§ **Request**:
Repeat the entries that follow verbatim, without any of their pictures.
>>>
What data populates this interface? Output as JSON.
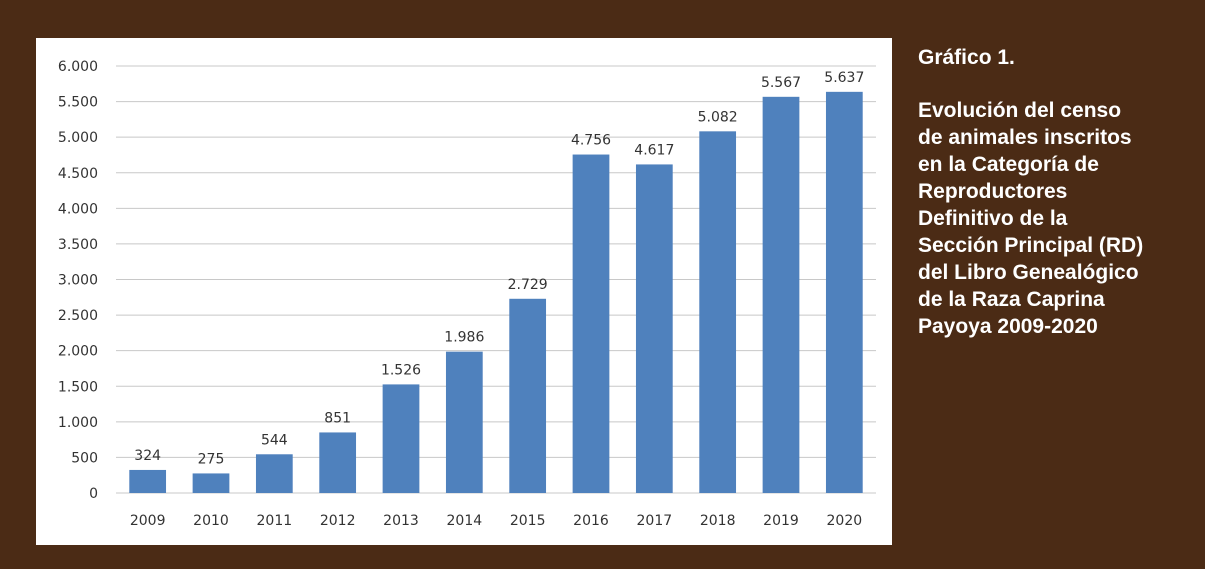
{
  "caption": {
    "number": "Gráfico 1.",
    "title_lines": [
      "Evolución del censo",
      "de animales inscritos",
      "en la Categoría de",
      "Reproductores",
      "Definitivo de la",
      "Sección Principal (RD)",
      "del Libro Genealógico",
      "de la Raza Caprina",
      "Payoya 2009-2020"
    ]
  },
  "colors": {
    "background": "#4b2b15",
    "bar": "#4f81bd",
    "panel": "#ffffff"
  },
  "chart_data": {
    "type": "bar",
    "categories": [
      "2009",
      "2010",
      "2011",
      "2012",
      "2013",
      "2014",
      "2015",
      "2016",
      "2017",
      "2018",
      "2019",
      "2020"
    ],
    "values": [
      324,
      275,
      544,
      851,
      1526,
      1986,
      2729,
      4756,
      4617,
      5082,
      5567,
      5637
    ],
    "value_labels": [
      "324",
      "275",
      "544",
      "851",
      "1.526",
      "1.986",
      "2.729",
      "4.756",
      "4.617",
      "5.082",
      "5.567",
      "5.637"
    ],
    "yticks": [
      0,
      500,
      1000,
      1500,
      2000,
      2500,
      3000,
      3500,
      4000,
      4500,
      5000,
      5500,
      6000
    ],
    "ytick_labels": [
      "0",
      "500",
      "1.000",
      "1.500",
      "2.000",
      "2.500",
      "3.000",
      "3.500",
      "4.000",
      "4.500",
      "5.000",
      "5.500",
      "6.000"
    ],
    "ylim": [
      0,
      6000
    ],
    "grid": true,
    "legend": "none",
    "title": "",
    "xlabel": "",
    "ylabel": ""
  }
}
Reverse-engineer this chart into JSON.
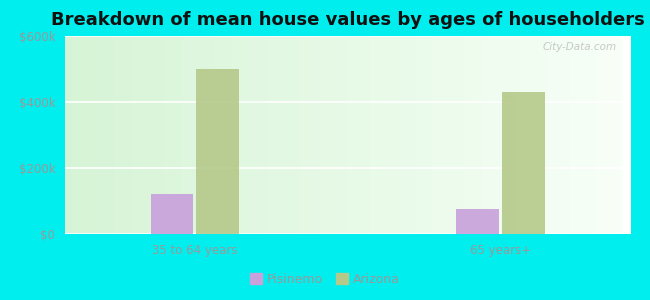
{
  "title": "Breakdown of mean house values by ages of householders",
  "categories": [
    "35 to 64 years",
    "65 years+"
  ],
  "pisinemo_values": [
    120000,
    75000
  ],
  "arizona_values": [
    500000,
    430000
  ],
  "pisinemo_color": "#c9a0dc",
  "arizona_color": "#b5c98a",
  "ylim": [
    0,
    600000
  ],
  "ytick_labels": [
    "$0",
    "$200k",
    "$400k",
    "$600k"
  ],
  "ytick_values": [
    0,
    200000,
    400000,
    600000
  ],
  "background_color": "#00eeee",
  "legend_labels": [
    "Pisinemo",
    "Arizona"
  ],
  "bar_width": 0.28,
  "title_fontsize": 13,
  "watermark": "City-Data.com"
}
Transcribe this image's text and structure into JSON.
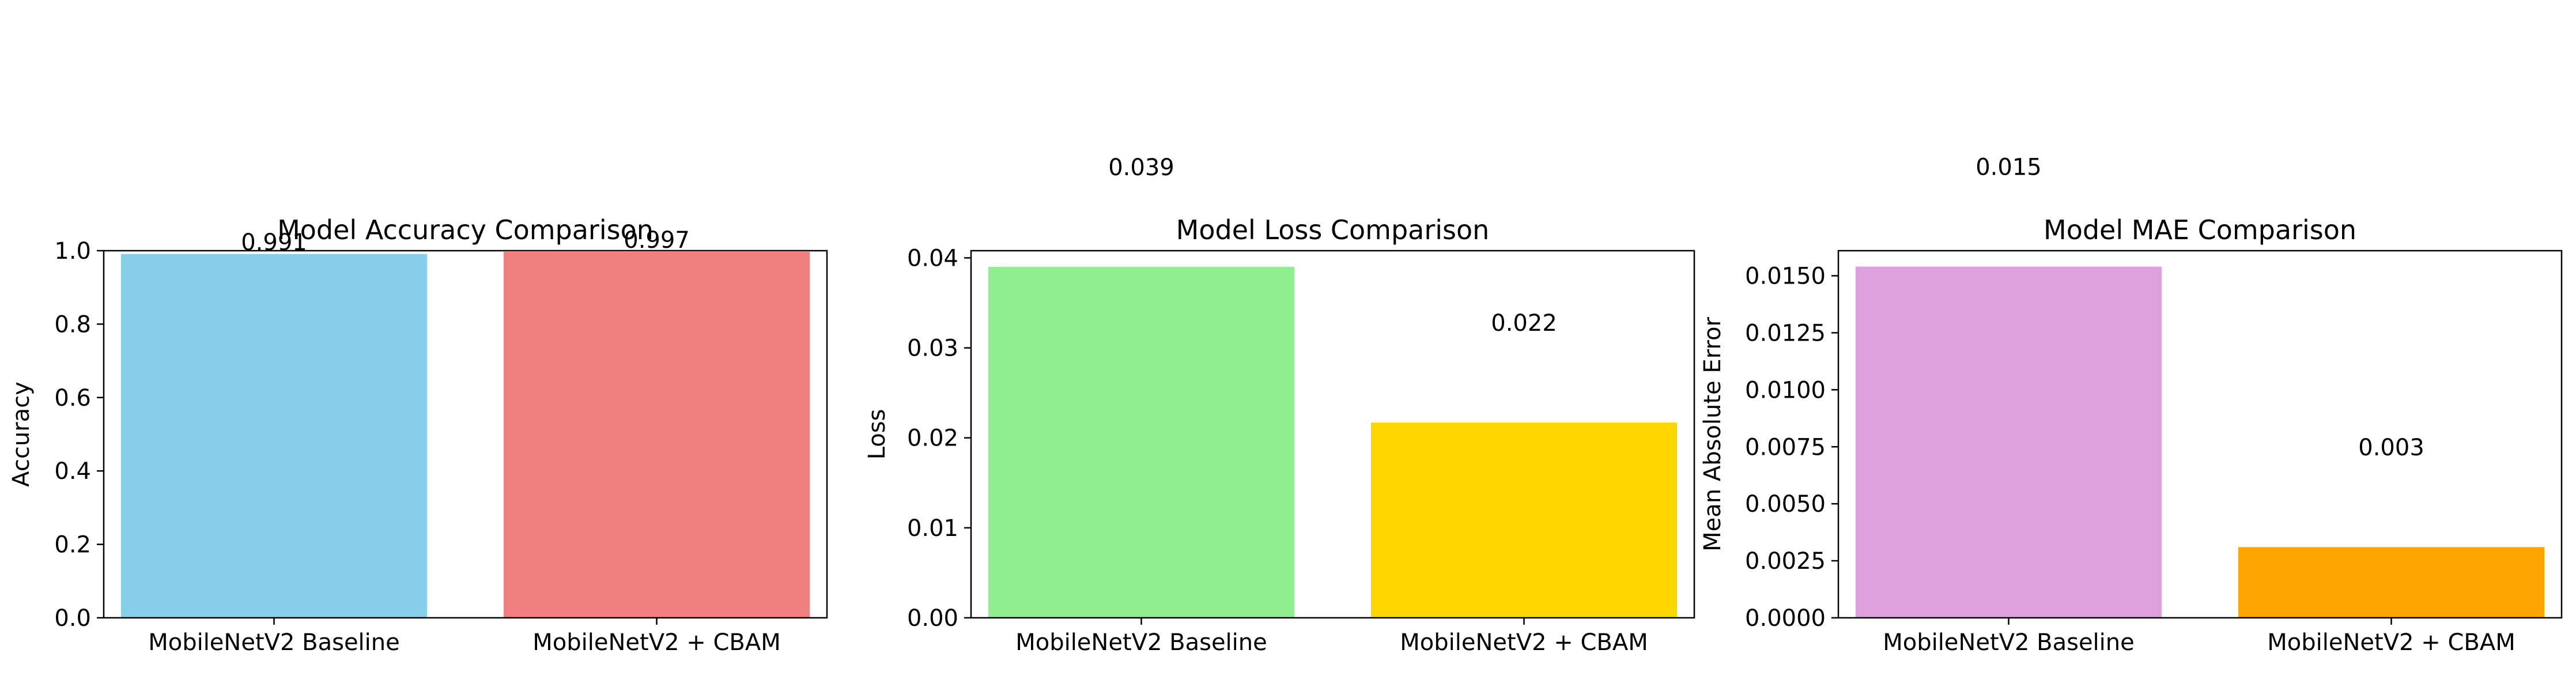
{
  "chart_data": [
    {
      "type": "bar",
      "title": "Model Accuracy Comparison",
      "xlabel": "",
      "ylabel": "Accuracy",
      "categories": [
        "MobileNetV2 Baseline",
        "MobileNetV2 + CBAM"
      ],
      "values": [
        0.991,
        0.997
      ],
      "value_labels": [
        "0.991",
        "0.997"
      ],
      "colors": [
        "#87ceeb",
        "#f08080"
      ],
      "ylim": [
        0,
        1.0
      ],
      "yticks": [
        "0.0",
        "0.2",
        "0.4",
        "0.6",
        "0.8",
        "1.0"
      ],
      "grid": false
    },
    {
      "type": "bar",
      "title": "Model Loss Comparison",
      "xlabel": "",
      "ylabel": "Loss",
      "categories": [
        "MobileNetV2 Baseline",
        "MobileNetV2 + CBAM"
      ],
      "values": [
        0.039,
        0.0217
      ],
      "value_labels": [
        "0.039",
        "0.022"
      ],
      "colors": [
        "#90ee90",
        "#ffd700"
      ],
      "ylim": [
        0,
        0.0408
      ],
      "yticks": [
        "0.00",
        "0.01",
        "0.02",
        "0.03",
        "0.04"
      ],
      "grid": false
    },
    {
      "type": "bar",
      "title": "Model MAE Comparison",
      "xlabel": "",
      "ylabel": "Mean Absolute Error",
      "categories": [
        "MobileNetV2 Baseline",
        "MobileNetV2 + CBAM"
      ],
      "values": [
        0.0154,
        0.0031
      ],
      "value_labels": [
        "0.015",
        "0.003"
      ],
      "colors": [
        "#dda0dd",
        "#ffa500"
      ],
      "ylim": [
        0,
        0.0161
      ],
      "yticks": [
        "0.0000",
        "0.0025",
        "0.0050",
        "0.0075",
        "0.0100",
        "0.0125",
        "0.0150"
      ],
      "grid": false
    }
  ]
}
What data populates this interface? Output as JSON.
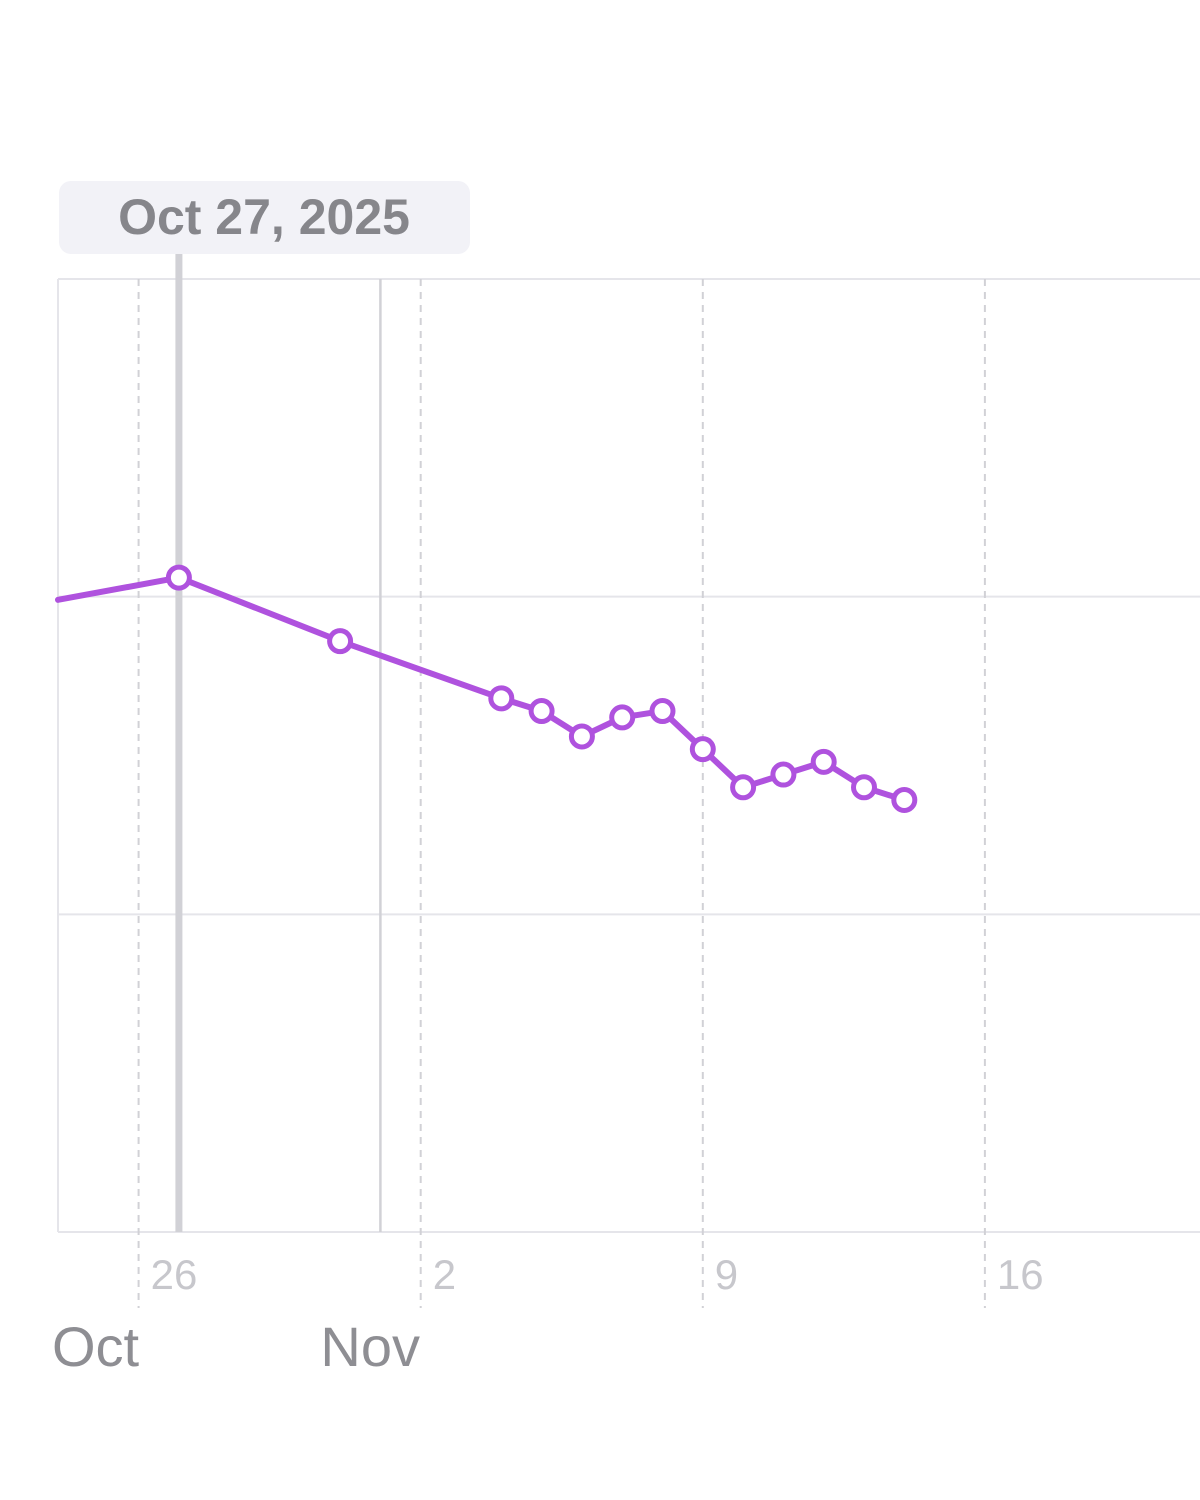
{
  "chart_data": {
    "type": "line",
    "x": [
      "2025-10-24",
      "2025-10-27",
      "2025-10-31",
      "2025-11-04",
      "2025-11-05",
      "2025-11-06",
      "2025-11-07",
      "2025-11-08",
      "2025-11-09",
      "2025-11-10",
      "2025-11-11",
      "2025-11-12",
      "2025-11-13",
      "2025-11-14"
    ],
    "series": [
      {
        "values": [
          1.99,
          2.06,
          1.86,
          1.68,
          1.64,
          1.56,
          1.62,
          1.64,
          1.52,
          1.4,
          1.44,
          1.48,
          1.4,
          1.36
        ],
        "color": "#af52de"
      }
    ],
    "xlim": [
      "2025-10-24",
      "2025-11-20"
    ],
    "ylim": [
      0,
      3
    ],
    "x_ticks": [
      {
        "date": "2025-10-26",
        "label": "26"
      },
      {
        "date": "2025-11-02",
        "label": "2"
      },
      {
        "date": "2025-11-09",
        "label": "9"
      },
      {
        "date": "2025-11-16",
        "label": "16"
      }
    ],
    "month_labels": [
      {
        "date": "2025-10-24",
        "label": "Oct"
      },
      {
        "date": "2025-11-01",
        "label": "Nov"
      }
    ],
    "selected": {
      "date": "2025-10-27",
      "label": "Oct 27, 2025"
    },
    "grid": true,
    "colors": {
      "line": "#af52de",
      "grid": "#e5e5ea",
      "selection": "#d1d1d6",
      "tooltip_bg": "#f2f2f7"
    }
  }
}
<<<
§ **Completed task**:
What data populates this interface? Output as JSON.
{
  "caption": {
    "number": "Gráfico 1.",
    "title_lines": [
      "Evolución del censo",
      "de animales inscritos",
      "en la Categoría de",
      "Reproductores",
      "Definitivo de la",
      "Sección Principal (RD)",
      "del Libro Genealógico",
      "de la Raza Caprina",
      "Payoya 2009-2020"
    ]
  },
  "colors": {
    "background": "#4b2b15",
    "bar": "#4f81bd",
    "panel": "#ffffff"
  },
  "chart_data": {
    "type": "bar",
    "categories": [
      "2009",
      "2010",
      "2011",
      "2012",
      "2013",
      "2014",
      "2015",
      "2016",
      "2017",
      "2018",
      "2019",
      "2020"
    ],
    "values": [
      324,
      275,
      544,
      851,
      1526,
      1986,
      2729,
      4756,
      4617,
      5082,
      5567,
      5637
    ],
    "value_labels": [
      "324",
      "275",
      "544",
      "851",
      "1.526",
      "1.986",
      "2.729",
      "4.756",
      "4.617",
      "5.082",
      "5.567",
      "5.637"
    ],
    "yticks": [
      0,
      500,
      1000,
      1500,
      2000,
      2500,
      3000,
      3500,
      4000,
      4500,
      5000,
      5500,
      6000
    ],
    "ytick_labels": [
      "0",
      "500",
      "1.000",
      "1.500",
      "2.000",
      "2.500",
      "3.000",
      "3.500",
      "4.000",
      "4.500",
      "5.000",
      "5.500",
      "6.000"
    ],
    "ylim": [
      0,
      6000
    ],
    "grid": true,
    "legend": "none",
    "title": "",
    "xlabel": "",
    "ylabel": ""
  }
}
Reverse-engineer this chart into JSON.
{
  "title": "Breakdown of mean house values by ages of householders",
  "categories": [
    "35 to 64 years",
    "65 years+"
  ],
  "pisinemo_values": [
    120000,
    75000
  ],
  "arizona_values": [
    500000,
    430000
  ],
  "pisinemo_color": "#c9a0dc",
  "arizona_color": "#b5c98a",
  "ylim": [
    0,
    600000
  ],
  "ytick_labels": [
    "$0",
    "$200k",
    "$400k",
    "$600k"
  ],
  "ytick_values": [
    0,
    200000,
    400000,
    600000
  ],
  "background_color": "#00eeee",
  "legend_labels": [
    "Pisinemo",
    "Arizona"
  ],
  "bar_width": 0.28,
  "title_fontsize": 13,
  "watermark": "City-Data.com"
}
Transcribe this image's text and structure into JSON.
{
  "chart_data": [
    {
      "type": "bar",
      "title": "Model Accuracy Comparison",
      "xlabel": "",
      "ylabel": "Accuracy",
      "categories": [
        "MobileNetV2 Baseline",
        "MobileNetV2 + CBAM"
      ],
      "values": [
        0.991,
        0.997
      ],
      "value_labels": [
        "0.991",
        "0.997"
      ],
      "colors": [
        "#87ceeb",
        "#f08080"
      ],
      "ylim": [
        0,
        1.0
      ],
      "yticks": [
        "0.0",
        "0.2",
        "0.4",
        "0.6",
        "0.8",
        "1.0"
      ],
      "grid": false
    },
    {
      "type": "bar",
      "title": "Model Loss Comparison",
      "xlabel": "",
      "ylabel": "Loss",
      "categories": [
        "MobileNetV2 Baseline",
        "MobileNetV2 + CBAM"
      ],
      "values": [
        0.039,
        0.0217
      ],
      "value_labels": [
        "0.039",
        "0.022"
      ],
      "colors": [
        "#90ee90",
        "#ffd700"
      ],
      "ylim": [
        0,
        0.0408
      ],
      "yticks": [
        "0.00",
        "0.01",
        "0.02",
        "0.03",
        "0.04"
      ],
      "grid": false
    },
    {
      "type": "bar",
      "title": "Model MAE Comparison",
      "xlabel": "",
      "ylabel": "Mean Absolute Error",
      "categories": [
        "MobileNetV2 Baseline",
        "MobileNetV2 + CBAM"
      ],
      "values": [
        0.0154,
        0.0031
      ],
      "value_labels": [
        "0.015",
        "0.003"
      ],
      "colors": [
        "#dda0dd",
        "#ffa500"
      ],
      "ylim": [
        0,
        0.0161
      ],
      "yticks": [
        "0.0000",
        "0.0025",
        "0.0050",
        "0.0075",
        "0.0100",
        "0.0125",
        "0.0150"
      ],
      "grid": false
    }
  ]
}
What data populates this interface? Output as JSON.
{
  "chart_data": {
    "type": "line",
    "x": [
      "2025-10-24",
      "2025-10-27",
      "2025-10-31",
      "2025-11-04",
      "2025-11-05",
      "2025-11-06",
      "2025-11-07",
      "2025-11-08",
      "2025-11-09",
      "2025-11-10",
      "2025-11-11",
      "2025-11-12",
      "2025-11-13",
      "2025-11-14"
    ],
    "series": [
      {
        "values": [
          1.99,
          2.06,
          1.86,
          1.68,
          1.64,
          1.56,
          1.62,
          1.64,
          1.52,
          1.4,
          1.44,
          1.48,
          1.4,
          1.36
        ],
        "color": "#af52de"
      }
    ],
    "xlim": [
      "2025-10-24",
      "2025-11-20"
    ],
    "ylim": [
      0,
      3
    ],
    "x_ticks": [
      {
        "date": "2025-10-26",
        "label": "26"
      },
      {
        "date": "2025-11-02",
        "label": "2"
      },
      {
        "date": "2025-11-09",
        "label": "9"
      },
      {
        "date": "2025-11-16",
        "label": "16"
      }
    ],
    "month_labels": [
      {
        "date": "2025-10-24",
        "label": "Oct"
      },
      {
        "date": "2025-11-01",
        "label": "Nov"
      }
    ],
    "selected": {
      "date": "2025-10-27",
      "label": "Oct 27, 2025"
    },
    "grid": true,
    "colors": {
      "line": "#af52de",
      "grid": "#e5e5ea",
      "selection": "#d1d1d6",
      "tooltip_bg": "#f2f2f7"
    }
  }
}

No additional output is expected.